__Extracted entries__.

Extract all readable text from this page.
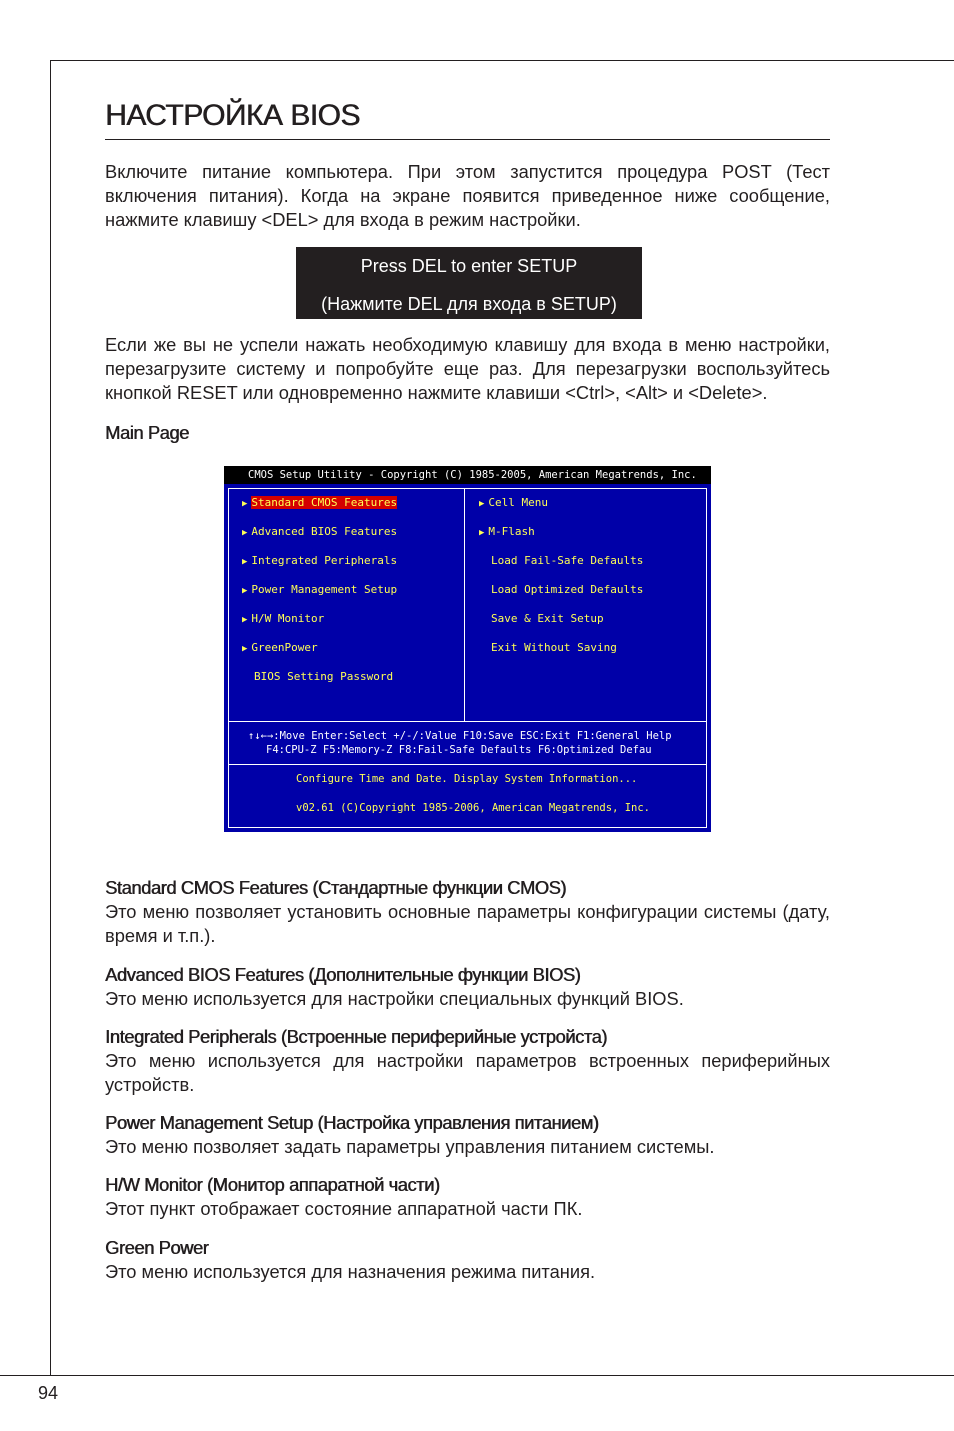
94
НАСТРОЙКА BIOS

Включите питание компьютера. При этом запустится процедура POST (Тест включения питания). Когда на экране появится приведенное ниже сообщение, нажмите клавишу <DEL> для входа в режим настройки.

Press DEL to enter SETUP
(Нажмите DEL для входа в SETUP)

Если же вы не успели нажать необходимую клавишу для входа в меню настройки, перезагрузите систему и попробуйте еще раз. Для перезагрузки воспользуйтесь кнопкой RESET или одновременно нажмите клавиши <Ctrl>, <Alt> и <Delete>.

Main Page
CMOS Setup Utility - Copyright (C) 1985-2005, American Megatrends, Inc.
▶ Standard CMOS Features
▶ Advanced BIOS Features
▶ Integrated Peripherals
▶ Power Management Setup
▶ H/W Monitor
▶ GreenPower
BIOS Setting Password
▶ Cell Menu
▶ M-Flash
Load Fail-Safe Defaults
Load Optimized Defaults
Save & Exit Setup
Exit Without Saving
↑↓←→:Move Enter:Select +/-/:Value F10:Save ESC:Exit F1:General Help
F4:CPU-Z F5:Memory-Z F8:Fail-Safe Defaults F6:Optimized Defau
Configure Time and Date. Display System Information...
v02.61 (C)Copyright 1985-2006, American Megatrends, Inc.
Standard CMOS Features (Стандартные функции CMOS)

Это меню позволяет установить основные параметры конфигурации системы (дату, время и т.п.).

Advanced BIOS Features (Дополнительные функции BIOS)

Это меню используется для настройки специальных функций BIOS.

Integrated Peripherals (Встроенные периферийные устройста)

Это меню используется для настройки параметров встроенных периферийных устройств.

Power Management Setup (Настройка управления питанием)

Это меню позволяет задать параметры управления питанием системы.

H/W Monitor (Монитор аппаратной части)

Этот пункт отображает состояние аппаратной части ПК.

Green Power

Это меню используется для назначения режима питания.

__The exercise__.
Filter the entries down to the lines containing "части". Copy each of those lines.

__Solved problem__.
H/W Monitor (Монитор аппаратной части)
Этот пункт отображает состояние аппаратной части ПК.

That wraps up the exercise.